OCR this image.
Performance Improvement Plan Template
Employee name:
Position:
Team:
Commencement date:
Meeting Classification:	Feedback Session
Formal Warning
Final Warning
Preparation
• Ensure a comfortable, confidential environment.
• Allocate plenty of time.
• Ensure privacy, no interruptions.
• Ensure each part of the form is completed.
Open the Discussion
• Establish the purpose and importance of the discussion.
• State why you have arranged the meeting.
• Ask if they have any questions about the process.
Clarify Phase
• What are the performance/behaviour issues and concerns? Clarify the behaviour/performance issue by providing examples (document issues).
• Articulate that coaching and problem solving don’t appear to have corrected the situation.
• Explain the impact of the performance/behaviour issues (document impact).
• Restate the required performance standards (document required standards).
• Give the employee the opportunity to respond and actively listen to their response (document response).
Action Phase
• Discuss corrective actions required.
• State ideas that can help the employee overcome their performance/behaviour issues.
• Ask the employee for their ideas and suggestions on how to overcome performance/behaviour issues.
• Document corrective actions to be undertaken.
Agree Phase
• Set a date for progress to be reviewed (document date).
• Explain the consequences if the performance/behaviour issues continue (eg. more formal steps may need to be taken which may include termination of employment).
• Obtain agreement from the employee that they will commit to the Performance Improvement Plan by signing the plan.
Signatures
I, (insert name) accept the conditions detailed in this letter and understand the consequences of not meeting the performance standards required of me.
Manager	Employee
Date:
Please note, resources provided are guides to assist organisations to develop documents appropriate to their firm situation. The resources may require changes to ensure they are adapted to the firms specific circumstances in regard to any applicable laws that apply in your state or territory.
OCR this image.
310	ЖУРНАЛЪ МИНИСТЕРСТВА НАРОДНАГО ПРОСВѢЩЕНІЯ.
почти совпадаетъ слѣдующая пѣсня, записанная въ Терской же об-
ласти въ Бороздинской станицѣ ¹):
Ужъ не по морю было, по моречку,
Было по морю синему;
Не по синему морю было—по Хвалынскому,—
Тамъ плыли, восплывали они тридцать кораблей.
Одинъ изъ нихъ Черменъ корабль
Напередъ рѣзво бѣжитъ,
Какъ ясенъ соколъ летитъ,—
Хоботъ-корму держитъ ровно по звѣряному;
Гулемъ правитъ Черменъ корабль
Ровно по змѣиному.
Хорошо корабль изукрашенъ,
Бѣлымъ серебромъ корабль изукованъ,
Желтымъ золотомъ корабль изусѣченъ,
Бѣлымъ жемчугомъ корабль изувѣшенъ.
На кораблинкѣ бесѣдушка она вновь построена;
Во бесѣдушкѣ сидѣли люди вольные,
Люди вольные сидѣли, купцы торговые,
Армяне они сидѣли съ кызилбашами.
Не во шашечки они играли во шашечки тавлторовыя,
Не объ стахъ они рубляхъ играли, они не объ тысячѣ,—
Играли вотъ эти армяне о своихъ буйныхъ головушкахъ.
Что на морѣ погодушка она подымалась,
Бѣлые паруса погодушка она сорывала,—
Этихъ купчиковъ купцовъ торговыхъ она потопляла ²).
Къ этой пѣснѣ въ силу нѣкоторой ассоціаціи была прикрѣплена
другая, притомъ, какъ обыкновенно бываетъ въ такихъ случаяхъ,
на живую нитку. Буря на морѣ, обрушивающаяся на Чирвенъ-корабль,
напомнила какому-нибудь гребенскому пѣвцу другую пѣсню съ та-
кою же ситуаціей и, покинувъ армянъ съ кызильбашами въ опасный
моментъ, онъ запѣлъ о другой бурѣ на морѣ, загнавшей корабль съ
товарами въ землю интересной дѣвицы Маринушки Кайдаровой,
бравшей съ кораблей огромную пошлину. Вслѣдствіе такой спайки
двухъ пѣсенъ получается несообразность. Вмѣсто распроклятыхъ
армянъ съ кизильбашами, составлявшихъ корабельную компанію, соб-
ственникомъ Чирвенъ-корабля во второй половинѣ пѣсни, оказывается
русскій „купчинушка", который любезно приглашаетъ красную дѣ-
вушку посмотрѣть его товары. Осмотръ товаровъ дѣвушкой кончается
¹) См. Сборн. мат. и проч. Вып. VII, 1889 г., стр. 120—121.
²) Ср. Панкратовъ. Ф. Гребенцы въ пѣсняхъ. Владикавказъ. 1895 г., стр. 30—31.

------

* Exercise objective
Emit the records above again, exactly, with no line skipped.

* Task response
OCR this image.
Performance Improvement Plan Template
Employee name:
Position:
Team:
Commencement date:
Meeting Classification:	Feedback Session
Formal Warning
Final Warning
Preparation
• Ensure a comfortable, confidential environment.
• Allocate plenty of time.
• Ensure privacy, no interruptions.
• Ensure each part of the form is completed.
Open the Discussion
• Establish the purpose and importance of the discussion.
• State why you have arranged the meeting.
• Ask if they have any questions about the process.
Clarify Phase
• What are the performance/behaviour issues and concerns? Clarify the behaviour/performance issue by providing examples (document issues).
• Articulate that coaching and problem solving don’t appear to have corrected the situation.
• Explain the impact of the performance/behaviour issues (document impact).
• Restate the required performance standards (document required standards).
• Give the employee the opportunity to respond and actively listen to their response (document response).
Action Phase
• Discuss corrective actions required.
• State ideas that can help the employee overcome their performance/behaviour issues.
• Ask the employee for their ideas and suggestions on how to overcome performance/behaviour issues.
• Document corrective actions to be undertaken.
Agree Phase
• Set a date for progress to be reviewed (document date).
• Explain the consequences if the performance/behaviour issues continue (eg. more formal steps may need to be taken which may include termination of employment).
• Obtain agreement from the employee that they will commit to the Performance Improvement Plan by signing the plan.
Signatures
I, (insert name) accept the conditions detailed in this letter and understand the consequences of not meeting the performance standards required of me.
Manager	Employee
Date:
Please note, resources provided are guides to assist organisations to develop documents appropriate to their firm situation. The resources may require changes to ensure they are adapted to the firms specific circumstances in regard to any applicable laws that apply in your state or territory.
OCR this image.
310	ЖУРНАЛЪ МИНИСТЕРСТВА НАРОДНАГО ПРОСВѢЩЕНІЯ.
почти совпадаетъ слѣдующая пѣсня, записанная въ Терской же об-
ласти въ Бороздинской станицѣ ¹):
Ужъ не по морю было, по моречку,
Было по морю синему;
Не по синему морю было—по Хвалынскому,—
Тамъ плыли, восплывали они тридцать кораблей.
Одинъ изъ нихъ Черменъ корабль
Напередъ рѣзво бѣжитъ,
Какъ ясенъ соколъ летитъ,—
Хоботъ-корму держитъ ровно по звѣряному;
Гулемъ правитъ Черменъ корабль
Ровно по змѣиному.
Хорошо корабль изукрашенъ,
Бѣлымъ серебромъ корабль изукованъ,
Желтымъ золотомъ корабль изусѣченъ,
Бѣлымъ жемчугомъ корабль изувѣшенъ.
На кораблинкѣ бесѣдушка она вновь построена;
Во бесѣдушкѣ сидѣли люди вольные,
Люди вольные сидѣли, купцы торговые,
Армяне они сидѣли съ кызилбашами.
Не во шашечки они играли во шашечки тавлторовыя,
Не объ стахъ они рубляхъ играли, они не объ тысячѣ,—
Играли вотъ эти армяне о своихъ буйныхъ головушкахъ.
Что на морѣ погодушка она подымалась,
Бѣлые паруса погодушка она сорывала,—
Этихъ купчиковъ купцовъ торговыхъ она потопляла ²).
Къ этой пѣснѣ въ силу нѣкоторой ассоціаціи была прикрѣплена
другая, притомъ, какъ обыкновенно бываетъ въ такихъ случаяхъ,
на живую нитку. Буря на морѣ, обрушивающаяся на Чирвенъ-корабль,
напомнила какому-нибудь гребенскому пѣвцу другую пѣсню съ та-
кою же ситуаціей и, покинувъ армянъ съ кызильбашами въ опасный
моментъ, онъ запѣлъ о другой бурѣ на морѣ, загнавшей корабль съ
товарами въ землю интересной дѣвицы Маринушки Кайдаровой,
бравшей съ кораблей огромную пошлину. Вслѣдствіе такой спайки
двухъ пѣсенъ получается несообразность. Вмѣсто распроклятыхъ
армянъ съ кизильбашами, составлявшихъ корабельную компанію, соб-
ственникомъ Чирвенъ-корабля во второй половинѣ пѣсни, оказывается
русскій „купчинушка", который любезно приглашаетъ красную дѣ-
вушку посмотрѣть его товары. Осмотръ товаровъ дѣвушкой кончается
¹) См. Сборн. мат. и проч. Вып. VII, 1889 г., стр. 120—121.
²) Ср. Панкратовъ. Ф. Гребенцы въ пѣсняхъ. Владикавказъ. 1895 г., стр. 30—31.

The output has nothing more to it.